#### [Exercise aim]
Output each entry verbatim and exclude every picture from it.

#### [Raw records]
● ● ● ●

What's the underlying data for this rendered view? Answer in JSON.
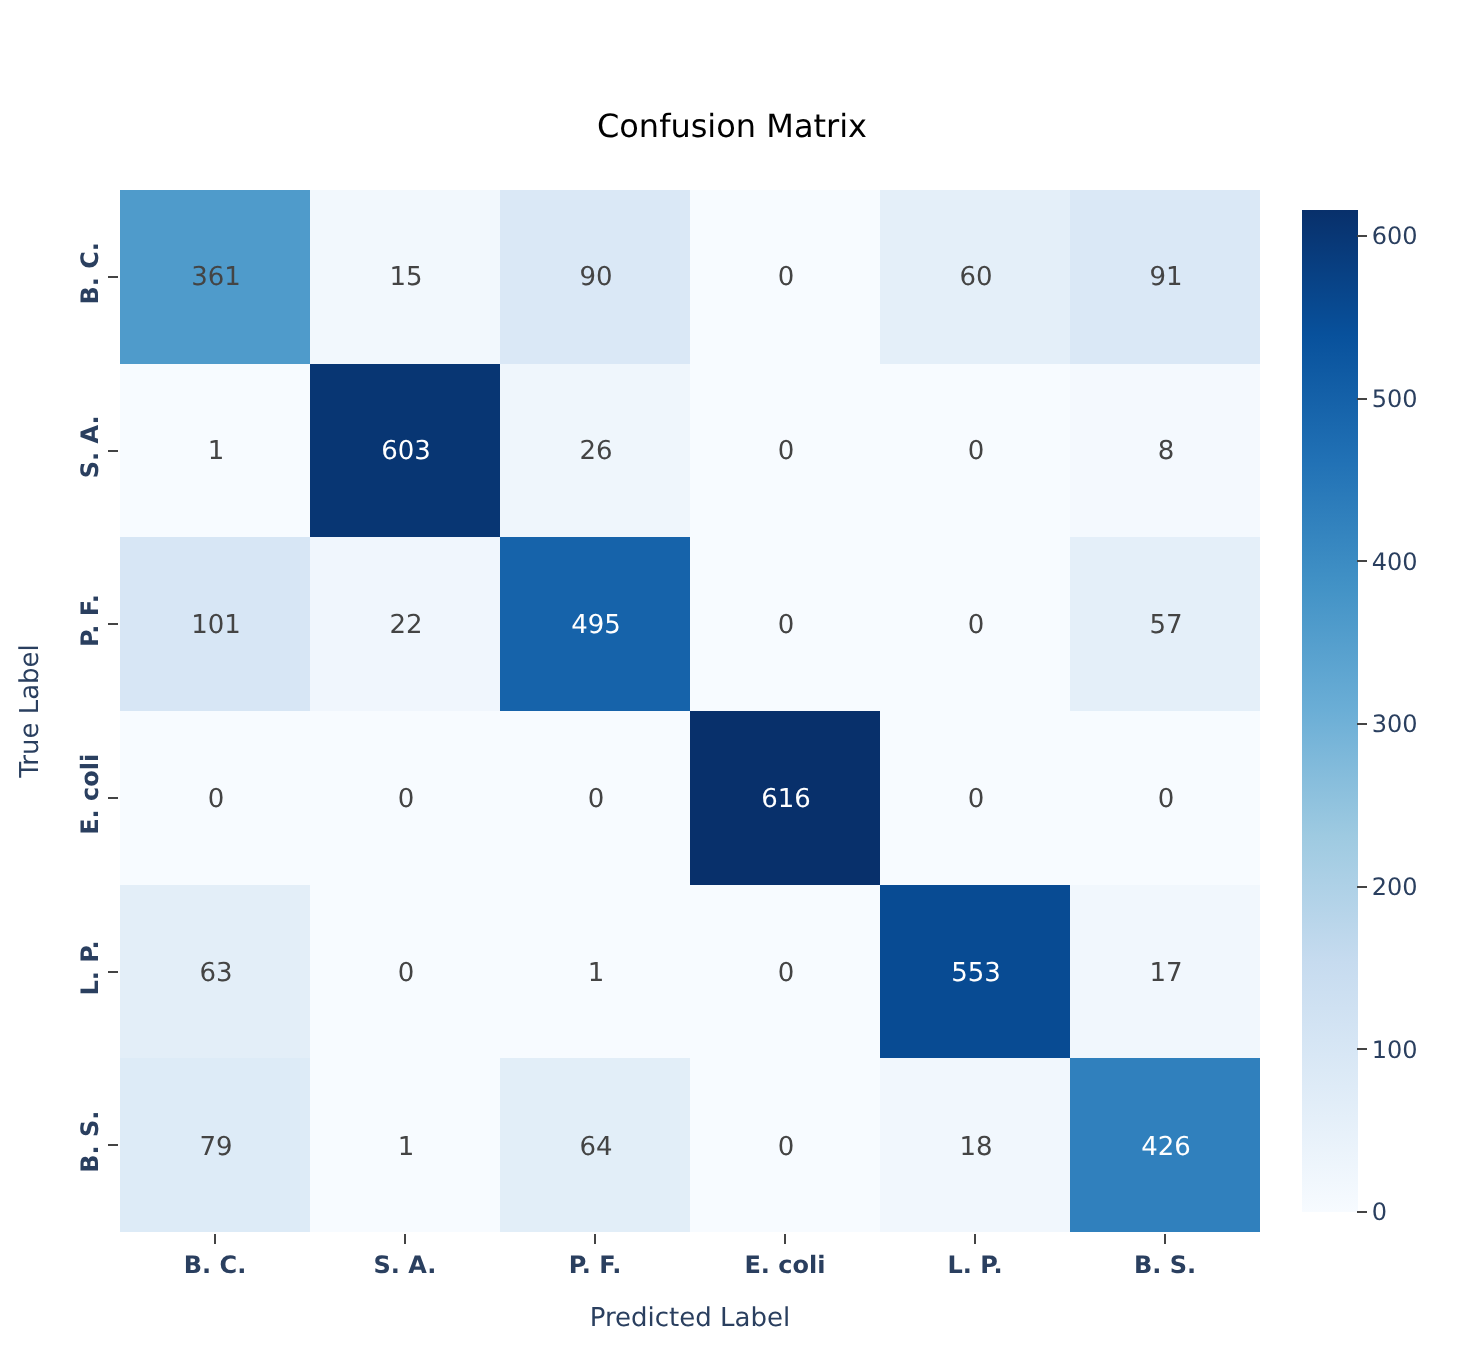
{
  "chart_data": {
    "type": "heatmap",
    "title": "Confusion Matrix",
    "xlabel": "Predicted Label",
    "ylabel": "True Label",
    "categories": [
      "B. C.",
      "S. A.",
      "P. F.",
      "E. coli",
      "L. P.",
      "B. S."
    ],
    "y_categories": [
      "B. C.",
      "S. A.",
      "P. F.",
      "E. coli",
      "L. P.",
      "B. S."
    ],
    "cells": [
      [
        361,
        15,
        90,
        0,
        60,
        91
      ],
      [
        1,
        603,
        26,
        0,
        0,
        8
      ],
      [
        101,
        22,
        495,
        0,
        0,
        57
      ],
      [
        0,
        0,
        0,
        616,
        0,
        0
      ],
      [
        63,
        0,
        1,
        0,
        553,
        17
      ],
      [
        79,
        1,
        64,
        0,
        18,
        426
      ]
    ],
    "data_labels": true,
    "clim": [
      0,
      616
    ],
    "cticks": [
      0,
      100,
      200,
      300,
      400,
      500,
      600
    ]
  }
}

● ● ● ●

#### [Result]
What's the underlying data for this rendered view? Answer in JSON.
{
  "chart_data": {
    "type": "heatmap",
    "title": "Confusion Matrix",
    "xlabel": "Predicted Label",
    "ylabel": "True Label",
    "categories": [
      "B. C.",
      "S. A.",
      "P. F.",
      "E. coli",
      "L. P.",
      "B. S."
    ],
    "y_categories": [
      "B. C.",
      "S. A.",
      "P. F.",
      "E. coli",
      "L. P.",
      "B. S."
    ],
    "cells": [
      [
        361,
        15,
        90,
        0,
        60,
        91
      ],
      [
        1,
        603,
        26,
        0,
        0,
        8
      ],
      [
        101,
        22,
        495,
        0,
        0,
        57
      ],
      [
        0,
        0,
        0,
        616,
        0,
        0
      ],
      [
        63,
        0,
        1,
        0,
        553,
        17
      ],
      [
        79,
        1,
        64,
        0,
        18,
        426
      ]
    ],
    "data_labels": true,
    "clim": [
      0,
      616
    ],
    "cticks": [
      0,
      100,
      200,
      300,
      400,
      500,
      600
    ]
  }
}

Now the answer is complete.